▶ Instructions to follow: Rewrite the post on economists and prices from "Saturday, August 11, 2018" up to and including "is not possible.", replacing "interest rate" with "borrowing rate".

▶ Supplied passage:
Saturday, August 11, 2018

The Economists... (*Rev.)



The Economists generally regard higher prices as a sign for the economic activity, but especially in a liquidity trap, when the interest rate refuses to bounce back in order to increase or reward savings, because without savings investment is not possible.  


* However, lower prices due to lower borrowing cost could also increase real wages savings and investment and demand, consumption, too, and supply and growth and expectations.



People demand or hoard money and reduce spending, when they see or feel higher prices that increase supply and reduce demand and expect lower prices ahead, which increase demand and spending, if everybody is employed and has an income which has not gone down, because real wages and incomes would increase. 



Otherwise, they (economists) admit that lower prices and interest rate are good for economic activity or expansion and financial stability ie that goal of economic policies, full employment and stable price level, everybody accepts that lower prices increase demand and supply if real wages, incomes and profit increase.

A run of records
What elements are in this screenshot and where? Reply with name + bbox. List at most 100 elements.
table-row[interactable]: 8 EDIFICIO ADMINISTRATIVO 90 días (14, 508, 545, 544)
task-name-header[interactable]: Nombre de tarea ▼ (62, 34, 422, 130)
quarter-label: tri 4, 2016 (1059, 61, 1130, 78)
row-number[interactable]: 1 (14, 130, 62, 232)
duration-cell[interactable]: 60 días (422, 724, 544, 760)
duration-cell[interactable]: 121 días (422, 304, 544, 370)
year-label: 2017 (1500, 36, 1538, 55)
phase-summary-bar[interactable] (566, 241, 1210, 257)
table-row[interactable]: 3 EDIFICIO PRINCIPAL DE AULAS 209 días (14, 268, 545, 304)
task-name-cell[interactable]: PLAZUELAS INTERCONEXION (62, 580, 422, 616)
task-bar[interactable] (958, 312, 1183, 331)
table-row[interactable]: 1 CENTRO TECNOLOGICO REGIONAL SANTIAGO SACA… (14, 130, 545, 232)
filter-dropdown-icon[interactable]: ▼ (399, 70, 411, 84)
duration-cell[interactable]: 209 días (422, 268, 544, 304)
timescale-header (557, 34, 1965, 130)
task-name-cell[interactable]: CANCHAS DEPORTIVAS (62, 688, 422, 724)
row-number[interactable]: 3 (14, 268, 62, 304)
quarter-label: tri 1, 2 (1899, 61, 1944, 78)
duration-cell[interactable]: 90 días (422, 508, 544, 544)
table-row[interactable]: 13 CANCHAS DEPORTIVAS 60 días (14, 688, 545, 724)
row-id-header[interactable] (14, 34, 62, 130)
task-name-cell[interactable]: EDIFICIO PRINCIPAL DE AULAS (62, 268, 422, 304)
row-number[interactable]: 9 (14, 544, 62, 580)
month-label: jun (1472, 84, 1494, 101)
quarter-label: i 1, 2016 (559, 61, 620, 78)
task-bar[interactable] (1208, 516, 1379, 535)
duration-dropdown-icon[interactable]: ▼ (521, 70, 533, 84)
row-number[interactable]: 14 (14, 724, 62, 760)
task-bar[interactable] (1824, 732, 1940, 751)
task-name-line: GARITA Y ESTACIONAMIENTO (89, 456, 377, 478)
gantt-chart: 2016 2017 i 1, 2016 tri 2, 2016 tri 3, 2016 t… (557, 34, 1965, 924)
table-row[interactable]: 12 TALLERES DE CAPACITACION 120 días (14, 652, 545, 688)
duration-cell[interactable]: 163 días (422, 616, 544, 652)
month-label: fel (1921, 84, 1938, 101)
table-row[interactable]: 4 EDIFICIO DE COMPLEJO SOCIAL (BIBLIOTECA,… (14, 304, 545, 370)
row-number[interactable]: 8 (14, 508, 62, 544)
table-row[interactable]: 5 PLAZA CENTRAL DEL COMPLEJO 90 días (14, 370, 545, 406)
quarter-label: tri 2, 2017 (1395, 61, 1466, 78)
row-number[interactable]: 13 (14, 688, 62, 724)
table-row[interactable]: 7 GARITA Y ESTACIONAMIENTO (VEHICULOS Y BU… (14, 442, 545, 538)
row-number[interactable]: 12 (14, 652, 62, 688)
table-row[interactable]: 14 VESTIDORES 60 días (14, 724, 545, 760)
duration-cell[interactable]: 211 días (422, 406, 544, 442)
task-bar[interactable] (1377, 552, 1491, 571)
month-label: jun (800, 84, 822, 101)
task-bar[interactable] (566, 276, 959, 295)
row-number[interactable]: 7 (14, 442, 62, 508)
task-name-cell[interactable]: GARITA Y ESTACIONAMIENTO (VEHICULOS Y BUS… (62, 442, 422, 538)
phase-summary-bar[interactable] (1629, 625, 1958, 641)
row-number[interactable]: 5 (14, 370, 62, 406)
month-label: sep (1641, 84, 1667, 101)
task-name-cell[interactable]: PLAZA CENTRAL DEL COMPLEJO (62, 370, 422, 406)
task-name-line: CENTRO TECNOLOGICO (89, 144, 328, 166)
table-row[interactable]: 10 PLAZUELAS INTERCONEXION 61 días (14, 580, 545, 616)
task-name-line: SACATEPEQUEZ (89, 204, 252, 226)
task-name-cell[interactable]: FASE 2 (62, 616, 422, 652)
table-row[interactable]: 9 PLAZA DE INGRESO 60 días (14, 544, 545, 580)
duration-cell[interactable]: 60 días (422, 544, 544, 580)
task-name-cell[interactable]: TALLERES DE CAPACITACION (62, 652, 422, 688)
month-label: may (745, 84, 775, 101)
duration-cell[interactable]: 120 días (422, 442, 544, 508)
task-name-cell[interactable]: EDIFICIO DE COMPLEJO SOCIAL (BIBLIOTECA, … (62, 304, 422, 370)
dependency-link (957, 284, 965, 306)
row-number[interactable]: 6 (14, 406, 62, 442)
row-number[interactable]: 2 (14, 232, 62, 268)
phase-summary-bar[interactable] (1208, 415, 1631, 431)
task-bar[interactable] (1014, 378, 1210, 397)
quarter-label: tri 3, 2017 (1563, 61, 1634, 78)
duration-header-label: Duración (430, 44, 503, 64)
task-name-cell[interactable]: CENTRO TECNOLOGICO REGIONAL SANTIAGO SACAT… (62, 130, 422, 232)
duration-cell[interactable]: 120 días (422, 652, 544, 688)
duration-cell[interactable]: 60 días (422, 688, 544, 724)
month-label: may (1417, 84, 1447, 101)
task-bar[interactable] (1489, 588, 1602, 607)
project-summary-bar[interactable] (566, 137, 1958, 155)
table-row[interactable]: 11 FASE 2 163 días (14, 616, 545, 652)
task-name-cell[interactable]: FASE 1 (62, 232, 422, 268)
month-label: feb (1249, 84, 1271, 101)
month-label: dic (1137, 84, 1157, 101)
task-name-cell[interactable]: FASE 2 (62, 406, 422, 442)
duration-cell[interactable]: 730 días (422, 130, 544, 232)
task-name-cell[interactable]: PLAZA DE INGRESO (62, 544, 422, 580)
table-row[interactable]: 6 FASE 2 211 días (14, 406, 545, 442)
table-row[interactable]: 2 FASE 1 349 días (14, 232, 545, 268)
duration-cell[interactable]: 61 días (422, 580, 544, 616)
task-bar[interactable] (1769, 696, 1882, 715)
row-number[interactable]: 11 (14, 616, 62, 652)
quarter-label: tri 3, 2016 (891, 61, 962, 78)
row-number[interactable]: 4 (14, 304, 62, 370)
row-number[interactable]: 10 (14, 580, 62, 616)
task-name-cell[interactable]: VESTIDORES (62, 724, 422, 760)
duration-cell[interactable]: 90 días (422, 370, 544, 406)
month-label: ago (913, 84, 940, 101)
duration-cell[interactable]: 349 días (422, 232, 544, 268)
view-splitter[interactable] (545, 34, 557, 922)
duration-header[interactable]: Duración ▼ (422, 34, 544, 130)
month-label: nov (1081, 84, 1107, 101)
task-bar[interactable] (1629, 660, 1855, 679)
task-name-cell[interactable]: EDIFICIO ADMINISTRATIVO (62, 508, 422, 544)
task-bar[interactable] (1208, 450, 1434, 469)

▶ Reply:
Saturday, August 11, 2018

The Economists... (*Rev.)



The Economists generally regard higher prices as a sign for the economic activity, but especially in a liquidity trap, when the borrowing rate refuses to bounce back in order to increase or reward savings, because without savings investment is not possible.